Records that describe figures
* Begin *
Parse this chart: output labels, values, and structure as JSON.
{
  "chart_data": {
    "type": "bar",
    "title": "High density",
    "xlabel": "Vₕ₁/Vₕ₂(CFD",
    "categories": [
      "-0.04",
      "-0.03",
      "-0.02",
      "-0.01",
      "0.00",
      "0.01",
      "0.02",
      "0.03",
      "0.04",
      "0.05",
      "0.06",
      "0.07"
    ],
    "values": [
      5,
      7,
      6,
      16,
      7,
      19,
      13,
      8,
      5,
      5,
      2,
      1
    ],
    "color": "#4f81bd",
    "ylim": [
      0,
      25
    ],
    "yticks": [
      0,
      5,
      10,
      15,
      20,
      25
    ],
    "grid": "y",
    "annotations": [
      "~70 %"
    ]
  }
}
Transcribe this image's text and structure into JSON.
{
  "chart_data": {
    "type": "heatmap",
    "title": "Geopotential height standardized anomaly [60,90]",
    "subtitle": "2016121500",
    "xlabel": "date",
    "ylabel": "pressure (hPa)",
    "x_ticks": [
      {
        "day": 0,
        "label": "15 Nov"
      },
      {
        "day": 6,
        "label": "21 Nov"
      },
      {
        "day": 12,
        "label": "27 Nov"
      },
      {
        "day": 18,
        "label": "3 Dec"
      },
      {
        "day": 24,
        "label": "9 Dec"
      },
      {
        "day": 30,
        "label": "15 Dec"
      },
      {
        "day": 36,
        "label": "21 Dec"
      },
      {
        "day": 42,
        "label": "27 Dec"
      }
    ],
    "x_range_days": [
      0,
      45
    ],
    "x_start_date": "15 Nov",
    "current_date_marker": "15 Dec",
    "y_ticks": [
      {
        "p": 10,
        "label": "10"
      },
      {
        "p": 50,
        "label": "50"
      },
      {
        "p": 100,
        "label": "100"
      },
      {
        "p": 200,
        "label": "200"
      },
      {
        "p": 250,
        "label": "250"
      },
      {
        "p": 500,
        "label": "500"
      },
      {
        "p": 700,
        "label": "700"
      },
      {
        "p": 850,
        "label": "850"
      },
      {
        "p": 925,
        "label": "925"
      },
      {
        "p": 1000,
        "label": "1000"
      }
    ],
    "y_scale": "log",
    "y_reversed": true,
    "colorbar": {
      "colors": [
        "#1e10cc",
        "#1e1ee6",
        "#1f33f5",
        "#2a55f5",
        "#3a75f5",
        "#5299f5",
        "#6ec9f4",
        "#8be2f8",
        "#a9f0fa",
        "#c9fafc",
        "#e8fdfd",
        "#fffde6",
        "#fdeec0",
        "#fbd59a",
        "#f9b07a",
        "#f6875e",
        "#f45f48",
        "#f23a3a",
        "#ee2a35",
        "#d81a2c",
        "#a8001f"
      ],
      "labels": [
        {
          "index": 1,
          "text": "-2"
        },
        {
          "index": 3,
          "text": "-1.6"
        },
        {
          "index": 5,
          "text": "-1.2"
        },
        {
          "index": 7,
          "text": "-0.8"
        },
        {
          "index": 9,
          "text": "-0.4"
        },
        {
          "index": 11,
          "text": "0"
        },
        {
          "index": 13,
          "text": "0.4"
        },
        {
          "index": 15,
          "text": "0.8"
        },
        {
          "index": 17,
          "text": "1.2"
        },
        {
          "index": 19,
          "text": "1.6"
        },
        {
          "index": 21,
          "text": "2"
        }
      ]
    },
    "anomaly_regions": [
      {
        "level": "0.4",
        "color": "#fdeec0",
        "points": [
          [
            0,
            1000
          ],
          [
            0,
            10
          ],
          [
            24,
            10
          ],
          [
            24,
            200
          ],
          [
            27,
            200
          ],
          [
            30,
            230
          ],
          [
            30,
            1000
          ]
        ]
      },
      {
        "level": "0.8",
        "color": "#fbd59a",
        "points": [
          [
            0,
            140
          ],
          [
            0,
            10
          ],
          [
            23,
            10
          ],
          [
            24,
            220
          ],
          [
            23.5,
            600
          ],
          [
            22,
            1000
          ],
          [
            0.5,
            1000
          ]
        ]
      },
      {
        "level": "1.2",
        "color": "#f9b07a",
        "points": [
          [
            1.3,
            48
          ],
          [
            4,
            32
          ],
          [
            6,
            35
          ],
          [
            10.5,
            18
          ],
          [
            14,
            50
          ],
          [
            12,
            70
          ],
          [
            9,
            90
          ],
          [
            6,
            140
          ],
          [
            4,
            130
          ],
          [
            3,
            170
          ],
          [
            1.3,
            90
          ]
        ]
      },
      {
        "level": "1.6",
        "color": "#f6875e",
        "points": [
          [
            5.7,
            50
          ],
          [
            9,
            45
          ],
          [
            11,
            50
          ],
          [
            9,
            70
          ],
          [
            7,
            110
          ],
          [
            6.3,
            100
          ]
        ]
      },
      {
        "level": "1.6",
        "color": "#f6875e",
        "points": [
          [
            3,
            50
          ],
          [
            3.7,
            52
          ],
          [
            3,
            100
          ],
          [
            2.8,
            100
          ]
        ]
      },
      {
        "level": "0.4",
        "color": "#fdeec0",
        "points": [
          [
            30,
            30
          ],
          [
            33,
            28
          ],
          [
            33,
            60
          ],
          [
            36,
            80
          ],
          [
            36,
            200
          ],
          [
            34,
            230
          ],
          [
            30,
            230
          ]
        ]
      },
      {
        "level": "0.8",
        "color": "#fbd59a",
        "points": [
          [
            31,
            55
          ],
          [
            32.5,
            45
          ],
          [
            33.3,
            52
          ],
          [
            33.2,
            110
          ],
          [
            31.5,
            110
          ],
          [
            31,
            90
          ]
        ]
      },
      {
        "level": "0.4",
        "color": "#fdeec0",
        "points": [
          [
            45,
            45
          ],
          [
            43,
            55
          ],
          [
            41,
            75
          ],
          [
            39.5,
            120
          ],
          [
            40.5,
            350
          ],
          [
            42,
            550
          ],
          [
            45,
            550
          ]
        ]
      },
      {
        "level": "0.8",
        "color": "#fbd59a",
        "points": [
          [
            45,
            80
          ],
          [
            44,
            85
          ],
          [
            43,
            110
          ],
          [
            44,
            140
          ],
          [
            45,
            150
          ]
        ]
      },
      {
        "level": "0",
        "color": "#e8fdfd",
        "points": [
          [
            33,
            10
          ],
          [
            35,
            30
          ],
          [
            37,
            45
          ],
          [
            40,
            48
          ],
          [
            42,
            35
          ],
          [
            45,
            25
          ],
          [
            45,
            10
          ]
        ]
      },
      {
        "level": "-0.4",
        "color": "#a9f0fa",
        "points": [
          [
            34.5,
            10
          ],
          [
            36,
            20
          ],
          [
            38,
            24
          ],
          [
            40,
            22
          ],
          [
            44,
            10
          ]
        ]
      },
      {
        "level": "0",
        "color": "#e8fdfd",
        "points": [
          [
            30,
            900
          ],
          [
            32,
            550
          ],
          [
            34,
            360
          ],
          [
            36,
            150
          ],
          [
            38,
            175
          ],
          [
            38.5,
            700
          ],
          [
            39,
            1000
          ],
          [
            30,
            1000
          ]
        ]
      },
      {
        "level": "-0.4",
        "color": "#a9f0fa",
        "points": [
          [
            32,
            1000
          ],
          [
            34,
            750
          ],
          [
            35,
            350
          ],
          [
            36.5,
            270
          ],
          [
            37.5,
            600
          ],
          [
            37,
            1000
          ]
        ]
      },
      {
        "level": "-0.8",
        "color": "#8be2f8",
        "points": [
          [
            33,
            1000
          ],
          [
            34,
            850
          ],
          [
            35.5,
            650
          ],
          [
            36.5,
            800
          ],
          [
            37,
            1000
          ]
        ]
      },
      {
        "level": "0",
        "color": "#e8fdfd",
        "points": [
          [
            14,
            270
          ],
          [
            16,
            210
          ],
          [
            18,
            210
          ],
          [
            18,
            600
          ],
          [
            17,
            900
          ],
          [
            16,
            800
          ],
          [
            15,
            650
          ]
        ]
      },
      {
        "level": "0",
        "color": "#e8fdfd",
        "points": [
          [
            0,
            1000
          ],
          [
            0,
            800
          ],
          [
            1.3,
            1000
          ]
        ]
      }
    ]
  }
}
* End *
Note every line above where the string "this" shows up, and copy those lines.

**WRITTEN SOLUTION**
Parse this chart: output labels, values, and structure as JSON.
Transcribe this image's text and structure into JSON.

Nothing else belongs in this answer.